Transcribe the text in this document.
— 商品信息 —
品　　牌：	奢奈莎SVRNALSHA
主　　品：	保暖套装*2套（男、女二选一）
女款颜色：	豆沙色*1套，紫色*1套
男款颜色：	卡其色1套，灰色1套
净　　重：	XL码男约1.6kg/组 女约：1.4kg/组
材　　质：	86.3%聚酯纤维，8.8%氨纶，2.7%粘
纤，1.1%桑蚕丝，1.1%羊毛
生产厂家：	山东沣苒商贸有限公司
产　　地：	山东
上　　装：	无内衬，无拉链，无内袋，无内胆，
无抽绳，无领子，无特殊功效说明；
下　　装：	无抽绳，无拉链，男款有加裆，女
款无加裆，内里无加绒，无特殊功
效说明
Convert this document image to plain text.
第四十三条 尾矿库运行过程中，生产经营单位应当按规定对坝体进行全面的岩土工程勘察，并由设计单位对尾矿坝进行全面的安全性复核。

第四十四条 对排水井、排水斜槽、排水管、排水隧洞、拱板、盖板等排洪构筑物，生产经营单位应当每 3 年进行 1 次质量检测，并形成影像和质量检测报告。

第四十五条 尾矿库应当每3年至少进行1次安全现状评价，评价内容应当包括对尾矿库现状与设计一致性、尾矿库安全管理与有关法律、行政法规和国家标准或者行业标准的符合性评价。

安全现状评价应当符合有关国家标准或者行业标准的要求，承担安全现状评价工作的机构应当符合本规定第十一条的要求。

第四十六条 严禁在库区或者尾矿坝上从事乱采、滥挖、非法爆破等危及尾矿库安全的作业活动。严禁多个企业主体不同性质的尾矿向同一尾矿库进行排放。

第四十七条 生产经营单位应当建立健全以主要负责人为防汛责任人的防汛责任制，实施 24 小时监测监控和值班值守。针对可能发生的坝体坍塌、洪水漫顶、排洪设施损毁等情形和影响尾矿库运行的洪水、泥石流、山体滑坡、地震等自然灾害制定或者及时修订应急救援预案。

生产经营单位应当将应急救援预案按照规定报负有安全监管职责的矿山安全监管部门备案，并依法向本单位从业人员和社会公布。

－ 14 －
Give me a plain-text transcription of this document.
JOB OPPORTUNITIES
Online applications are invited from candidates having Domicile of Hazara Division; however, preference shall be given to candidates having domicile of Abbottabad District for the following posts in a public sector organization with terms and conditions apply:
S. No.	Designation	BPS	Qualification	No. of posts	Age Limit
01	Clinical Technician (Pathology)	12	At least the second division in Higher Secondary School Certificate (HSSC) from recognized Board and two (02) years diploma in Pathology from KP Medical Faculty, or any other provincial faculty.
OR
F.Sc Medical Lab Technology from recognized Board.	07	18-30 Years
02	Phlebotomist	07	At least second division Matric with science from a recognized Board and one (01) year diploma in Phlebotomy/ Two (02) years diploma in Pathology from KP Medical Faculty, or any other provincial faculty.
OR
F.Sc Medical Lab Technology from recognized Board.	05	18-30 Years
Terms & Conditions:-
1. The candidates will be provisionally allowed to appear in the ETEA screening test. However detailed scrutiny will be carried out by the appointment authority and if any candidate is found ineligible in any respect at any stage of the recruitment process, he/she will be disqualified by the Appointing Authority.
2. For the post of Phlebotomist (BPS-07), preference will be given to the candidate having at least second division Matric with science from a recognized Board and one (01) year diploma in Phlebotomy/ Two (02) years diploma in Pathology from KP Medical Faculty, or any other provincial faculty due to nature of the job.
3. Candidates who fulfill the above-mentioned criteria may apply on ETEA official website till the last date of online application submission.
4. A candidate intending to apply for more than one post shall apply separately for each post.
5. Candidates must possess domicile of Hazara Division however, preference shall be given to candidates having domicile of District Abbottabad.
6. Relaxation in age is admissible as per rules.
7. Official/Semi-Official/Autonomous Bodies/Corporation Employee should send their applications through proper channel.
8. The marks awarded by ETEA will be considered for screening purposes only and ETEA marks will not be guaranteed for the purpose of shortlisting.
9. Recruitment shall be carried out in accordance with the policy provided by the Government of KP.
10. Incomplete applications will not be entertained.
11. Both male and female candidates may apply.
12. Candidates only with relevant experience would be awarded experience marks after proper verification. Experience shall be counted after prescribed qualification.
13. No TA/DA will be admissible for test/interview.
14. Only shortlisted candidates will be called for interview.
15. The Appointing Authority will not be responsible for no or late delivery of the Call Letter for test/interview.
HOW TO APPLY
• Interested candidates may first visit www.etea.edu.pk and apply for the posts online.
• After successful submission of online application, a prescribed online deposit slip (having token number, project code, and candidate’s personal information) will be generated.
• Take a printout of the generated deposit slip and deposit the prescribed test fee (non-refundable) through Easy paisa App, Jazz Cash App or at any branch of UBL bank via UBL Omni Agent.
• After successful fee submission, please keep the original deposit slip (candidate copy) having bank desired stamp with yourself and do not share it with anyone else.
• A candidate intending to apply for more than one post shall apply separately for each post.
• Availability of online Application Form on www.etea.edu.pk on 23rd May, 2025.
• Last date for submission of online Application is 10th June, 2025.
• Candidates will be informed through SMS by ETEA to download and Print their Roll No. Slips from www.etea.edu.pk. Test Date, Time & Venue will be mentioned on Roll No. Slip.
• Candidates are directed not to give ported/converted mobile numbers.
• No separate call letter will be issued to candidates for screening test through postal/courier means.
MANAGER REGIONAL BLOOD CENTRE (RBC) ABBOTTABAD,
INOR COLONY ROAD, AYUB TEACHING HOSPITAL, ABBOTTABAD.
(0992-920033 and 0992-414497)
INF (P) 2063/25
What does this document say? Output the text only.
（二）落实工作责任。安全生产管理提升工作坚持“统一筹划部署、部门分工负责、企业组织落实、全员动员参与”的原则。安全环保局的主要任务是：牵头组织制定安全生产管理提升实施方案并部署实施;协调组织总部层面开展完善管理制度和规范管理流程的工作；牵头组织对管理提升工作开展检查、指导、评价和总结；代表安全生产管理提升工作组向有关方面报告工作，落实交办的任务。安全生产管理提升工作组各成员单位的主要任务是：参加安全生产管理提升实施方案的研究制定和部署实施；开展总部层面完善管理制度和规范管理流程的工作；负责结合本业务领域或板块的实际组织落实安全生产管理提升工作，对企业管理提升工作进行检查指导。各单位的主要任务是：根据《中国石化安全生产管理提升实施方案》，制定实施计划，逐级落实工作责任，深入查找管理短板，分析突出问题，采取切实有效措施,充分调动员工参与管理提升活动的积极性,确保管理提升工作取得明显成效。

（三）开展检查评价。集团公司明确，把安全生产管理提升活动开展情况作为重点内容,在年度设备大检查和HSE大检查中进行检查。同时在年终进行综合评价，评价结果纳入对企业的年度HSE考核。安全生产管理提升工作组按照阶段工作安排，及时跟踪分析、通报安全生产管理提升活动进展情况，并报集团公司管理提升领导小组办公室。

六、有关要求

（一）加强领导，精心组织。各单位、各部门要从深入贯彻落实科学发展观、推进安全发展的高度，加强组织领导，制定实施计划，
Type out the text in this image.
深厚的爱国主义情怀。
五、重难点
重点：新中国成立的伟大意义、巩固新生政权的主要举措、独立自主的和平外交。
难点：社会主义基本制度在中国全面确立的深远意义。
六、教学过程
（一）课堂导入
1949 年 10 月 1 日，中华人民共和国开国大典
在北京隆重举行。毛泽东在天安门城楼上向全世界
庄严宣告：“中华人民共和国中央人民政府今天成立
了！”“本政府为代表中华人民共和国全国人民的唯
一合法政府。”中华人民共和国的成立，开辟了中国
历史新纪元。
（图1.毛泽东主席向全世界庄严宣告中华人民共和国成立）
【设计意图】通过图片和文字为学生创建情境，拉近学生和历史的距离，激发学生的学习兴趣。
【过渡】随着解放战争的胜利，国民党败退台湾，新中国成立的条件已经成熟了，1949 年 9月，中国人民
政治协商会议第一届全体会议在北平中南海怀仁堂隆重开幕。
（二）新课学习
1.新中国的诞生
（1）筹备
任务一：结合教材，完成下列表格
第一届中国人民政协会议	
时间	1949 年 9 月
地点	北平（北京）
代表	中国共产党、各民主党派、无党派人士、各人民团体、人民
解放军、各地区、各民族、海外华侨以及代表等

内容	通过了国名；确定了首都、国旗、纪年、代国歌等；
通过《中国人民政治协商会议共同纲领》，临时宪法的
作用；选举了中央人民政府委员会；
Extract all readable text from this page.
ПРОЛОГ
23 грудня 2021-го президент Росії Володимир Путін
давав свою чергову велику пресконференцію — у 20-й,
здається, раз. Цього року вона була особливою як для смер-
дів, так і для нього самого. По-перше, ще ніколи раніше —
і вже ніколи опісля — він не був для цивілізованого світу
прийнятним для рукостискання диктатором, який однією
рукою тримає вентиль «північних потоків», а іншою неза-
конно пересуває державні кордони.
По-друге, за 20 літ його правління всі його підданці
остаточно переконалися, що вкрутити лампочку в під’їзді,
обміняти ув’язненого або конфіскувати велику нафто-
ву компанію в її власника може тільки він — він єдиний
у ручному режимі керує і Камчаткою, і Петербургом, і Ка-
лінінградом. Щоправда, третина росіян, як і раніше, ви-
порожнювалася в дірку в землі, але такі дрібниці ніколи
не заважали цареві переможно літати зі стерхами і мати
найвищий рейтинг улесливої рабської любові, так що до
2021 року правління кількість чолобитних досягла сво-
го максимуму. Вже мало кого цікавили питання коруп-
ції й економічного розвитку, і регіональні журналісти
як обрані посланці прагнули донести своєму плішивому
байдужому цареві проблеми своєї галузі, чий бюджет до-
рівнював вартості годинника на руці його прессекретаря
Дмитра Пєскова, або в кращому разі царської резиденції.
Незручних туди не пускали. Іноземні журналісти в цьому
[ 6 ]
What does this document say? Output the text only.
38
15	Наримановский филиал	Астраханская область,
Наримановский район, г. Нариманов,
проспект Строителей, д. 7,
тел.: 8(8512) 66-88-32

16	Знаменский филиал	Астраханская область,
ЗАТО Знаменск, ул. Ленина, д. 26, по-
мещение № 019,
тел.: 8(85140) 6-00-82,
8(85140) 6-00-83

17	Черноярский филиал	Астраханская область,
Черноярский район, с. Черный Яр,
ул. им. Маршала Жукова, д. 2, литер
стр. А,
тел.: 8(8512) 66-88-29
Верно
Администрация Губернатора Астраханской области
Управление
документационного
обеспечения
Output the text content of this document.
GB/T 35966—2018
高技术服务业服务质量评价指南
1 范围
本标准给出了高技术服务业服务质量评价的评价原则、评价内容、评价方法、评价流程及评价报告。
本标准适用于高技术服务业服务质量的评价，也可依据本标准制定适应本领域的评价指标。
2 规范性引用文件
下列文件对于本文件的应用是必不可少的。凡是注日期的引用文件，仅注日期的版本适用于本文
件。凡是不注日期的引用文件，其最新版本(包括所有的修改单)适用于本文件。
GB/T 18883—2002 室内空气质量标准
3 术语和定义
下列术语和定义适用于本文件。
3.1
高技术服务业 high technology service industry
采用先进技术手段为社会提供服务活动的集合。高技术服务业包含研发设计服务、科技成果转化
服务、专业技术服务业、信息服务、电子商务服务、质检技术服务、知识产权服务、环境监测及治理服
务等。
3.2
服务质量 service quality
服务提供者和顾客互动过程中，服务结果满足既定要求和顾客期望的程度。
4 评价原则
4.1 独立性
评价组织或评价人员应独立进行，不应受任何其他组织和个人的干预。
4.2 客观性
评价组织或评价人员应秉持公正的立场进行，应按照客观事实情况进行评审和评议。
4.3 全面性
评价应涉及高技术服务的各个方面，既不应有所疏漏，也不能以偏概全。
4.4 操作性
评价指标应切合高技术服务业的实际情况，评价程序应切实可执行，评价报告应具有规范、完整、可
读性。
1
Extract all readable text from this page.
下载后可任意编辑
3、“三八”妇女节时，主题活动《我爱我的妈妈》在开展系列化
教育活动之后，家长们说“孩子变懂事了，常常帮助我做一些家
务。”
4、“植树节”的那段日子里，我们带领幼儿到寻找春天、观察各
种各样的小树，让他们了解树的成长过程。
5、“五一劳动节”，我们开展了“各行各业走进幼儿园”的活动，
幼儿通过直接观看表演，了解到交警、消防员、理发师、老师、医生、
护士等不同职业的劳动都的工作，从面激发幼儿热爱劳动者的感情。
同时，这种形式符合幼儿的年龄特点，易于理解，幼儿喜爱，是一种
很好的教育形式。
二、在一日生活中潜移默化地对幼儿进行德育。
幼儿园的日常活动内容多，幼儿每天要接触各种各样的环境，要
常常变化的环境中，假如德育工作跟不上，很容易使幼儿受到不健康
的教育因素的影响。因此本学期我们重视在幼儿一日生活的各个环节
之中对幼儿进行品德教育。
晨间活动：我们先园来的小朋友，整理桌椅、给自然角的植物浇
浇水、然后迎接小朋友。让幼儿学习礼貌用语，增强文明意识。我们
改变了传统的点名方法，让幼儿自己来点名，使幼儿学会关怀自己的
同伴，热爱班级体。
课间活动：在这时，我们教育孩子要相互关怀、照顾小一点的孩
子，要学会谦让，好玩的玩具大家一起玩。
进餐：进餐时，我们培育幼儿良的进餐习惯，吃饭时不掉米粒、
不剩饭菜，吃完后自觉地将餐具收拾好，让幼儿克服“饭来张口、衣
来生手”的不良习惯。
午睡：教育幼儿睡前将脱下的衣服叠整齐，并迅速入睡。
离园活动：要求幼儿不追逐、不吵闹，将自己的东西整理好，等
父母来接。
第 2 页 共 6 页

Set problem:
Everything from the line containing "Output the text content of this document." through the last line of the records must be given again exactly; leave out all other lines.

Written reply:
Output the text content of this document.
GB/T 35966—2018
高技术服务业服务质量评价指南
1 范围
本标准给出了高技术服务业服务质量评价的评价原则、评价内容、评价方法、评价流程及评价报告。
本标准适用于高技术服务业服务质量的评价，也可依据本标准制定适应本领域的评价指标。
2 规范性引用文件
下列文件对于本文件的应用是必不可少的。凡是注日期的引用文件，仅注日期的版本适用于本文
件。凡是不注日期的引用文件，其最新版本(包括所有的修改单)适用于本文件。
GB/T 18883—2002 室内空气质量标准
3 术语和定义
下列术语和定义适用于本文件。
3.1
高技术服务业 high technology service industry
采用先进技术手段为社会提供服务活动的集合。高技术服务业包含研发设计服务、科技成果转化
服务、专业技术服务业、信息服务、电子商务服务、质检技术服务、知识产权服务、环境监测及治理服
务等。
3.2
服务质量 service quality
服务提供者和顾客互动过程中，服务结果满足既定要求和顾客期望的程度。
4 评价原则
4.1 独立性
评价组织或评价人员应独立进行，不应受任何其他组织和个人的干预。
4.2 客观性
评价组织或评价人员应秉持公正的立场进行，应按照客观事实情况进行评审和评议。
4.3 全面性
评价应涉及高技术服务的各个方面，既不应有所疏漏，也不能以偏概全。
4.4 操作性
评价指标应切合高技术服务业的实际情况，评价程序应切实可执行，评价报告应具有规范、完整、可
读性。
1
Extract all readable text from this page.
下载后可任意编辑
3、“三八”妇女节时，主题活动《我爱我的妈妈》在开展系列化
教育活动之后，家长们说“孩子变懂事了，常常帮助我做一些家
务。”
4、“植树节”的那段日子里，我们带领幼儿到寻找春天、观察各
种各样的小树，让他们了解树的成长过程。
5、“五一劳动节”，我们开展了“各行各业走进幼儿园”的活动，
幼儿通过直接观看表演，了解到交警、消防员、理发师、老师、医生、
护士等不同职业的劳动都的工作，从面激发幼儿热爱劳动者的感情。
同时，这种形式符合幼儿的年龄特点，易于理解，幼儿喜爱，是一种
很好的教育形式。
二、在一日生活中潜移默化地对幼儿进行德育。
幼儿园的日常活动内容多，幼儿每天要接触各种各样的环境，要
常常变化的环境中，假如德育工作跟不上，很容易使幼儿受到不健康
的教育因素的影响。因此本学期我们重视在幼儿一日生活的各个环节
之中对幼儿进行品德教育。
晨间活动：我们先园来的小朋友，整理桌椅、给自然角的植物浇
浇水、然后迎接小朋友。让幼儿学习礼貌用语，增强文明意识。我们
改变了传统的点名方法，让幼儿自己来点名，使幼儿学会关怀自己的
同伴，热爱班级体。
课间活动：在这时，我们教育孩子要相互关怀、照顾小一点的孩
子，要学会谦让，好玩的玩具大家一起玩。
进餐：进餐时，我们培育幼儿良的进餐习惯，吃饭时不掉米粒、
不剩饭菜，吃完后自觉地将餐具收拾好，让幼儿克服“饭来张口、衣
来生手”的不良习惯。
午睡：教育幼儿睡前将脱下的衣服叠整齐，并迅速入睡。
离园活动：要求幼儿不追逐、不吵闹，将自己的东西整理好，等
父母来接。
第 2 页 共 6 页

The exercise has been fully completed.